Search the records that follow and extract every line containing the string "einrichten".

....................

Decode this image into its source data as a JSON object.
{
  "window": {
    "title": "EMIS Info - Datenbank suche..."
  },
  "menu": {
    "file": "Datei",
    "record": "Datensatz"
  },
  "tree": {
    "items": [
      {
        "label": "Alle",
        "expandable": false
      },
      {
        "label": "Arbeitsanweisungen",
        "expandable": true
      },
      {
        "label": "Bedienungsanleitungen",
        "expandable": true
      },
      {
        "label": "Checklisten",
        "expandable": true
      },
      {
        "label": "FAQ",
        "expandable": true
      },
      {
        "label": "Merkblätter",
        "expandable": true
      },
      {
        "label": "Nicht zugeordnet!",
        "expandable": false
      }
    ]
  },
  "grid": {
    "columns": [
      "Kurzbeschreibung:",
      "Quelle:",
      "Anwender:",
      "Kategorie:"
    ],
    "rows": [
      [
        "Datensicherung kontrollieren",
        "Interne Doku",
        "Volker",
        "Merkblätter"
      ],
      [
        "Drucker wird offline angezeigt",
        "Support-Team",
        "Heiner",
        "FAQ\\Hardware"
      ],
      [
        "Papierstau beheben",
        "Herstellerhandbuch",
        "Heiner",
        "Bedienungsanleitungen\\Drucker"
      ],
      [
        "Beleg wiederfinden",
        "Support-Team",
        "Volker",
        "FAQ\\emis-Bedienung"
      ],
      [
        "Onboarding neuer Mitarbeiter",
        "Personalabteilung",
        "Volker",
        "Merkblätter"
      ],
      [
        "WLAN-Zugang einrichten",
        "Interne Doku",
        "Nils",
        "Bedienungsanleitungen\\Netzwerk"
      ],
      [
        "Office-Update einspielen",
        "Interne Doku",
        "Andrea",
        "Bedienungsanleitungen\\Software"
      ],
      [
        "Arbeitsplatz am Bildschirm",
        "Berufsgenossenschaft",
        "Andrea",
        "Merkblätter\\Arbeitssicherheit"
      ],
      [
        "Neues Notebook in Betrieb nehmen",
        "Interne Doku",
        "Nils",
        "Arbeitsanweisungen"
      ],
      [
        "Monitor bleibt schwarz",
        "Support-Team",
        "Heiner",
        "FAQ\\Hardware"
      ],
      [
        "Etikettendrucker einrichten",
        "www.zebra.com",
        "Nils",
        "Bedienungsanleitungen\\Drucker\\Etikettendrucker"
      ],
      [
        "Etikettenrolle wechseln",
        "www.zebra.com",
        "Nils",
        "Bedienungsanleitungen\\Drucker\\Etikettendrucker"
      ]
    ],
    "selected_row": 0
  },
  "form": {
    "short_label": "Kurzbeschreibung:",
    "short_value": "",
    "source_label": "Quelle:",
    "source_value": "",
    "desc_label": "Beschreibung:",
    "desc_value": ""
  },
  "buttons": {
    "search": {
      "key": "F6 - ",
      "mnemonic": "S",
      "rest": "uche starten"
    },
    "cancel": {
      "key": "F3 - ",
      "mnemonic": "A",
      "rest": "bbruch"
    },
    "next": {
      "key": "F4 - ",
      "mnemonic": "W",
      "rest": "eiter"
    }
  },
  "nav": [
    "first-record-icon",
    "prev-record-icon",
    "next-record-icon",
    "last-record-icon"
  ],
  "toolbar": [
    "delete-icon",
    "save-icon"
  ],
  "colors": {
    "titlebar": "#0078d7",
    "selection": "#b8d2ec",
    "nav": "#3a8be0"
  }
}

....................

*Expected output*.
        "WLAN-Zugang einrichten",
        "Etikettendrucker einrichten",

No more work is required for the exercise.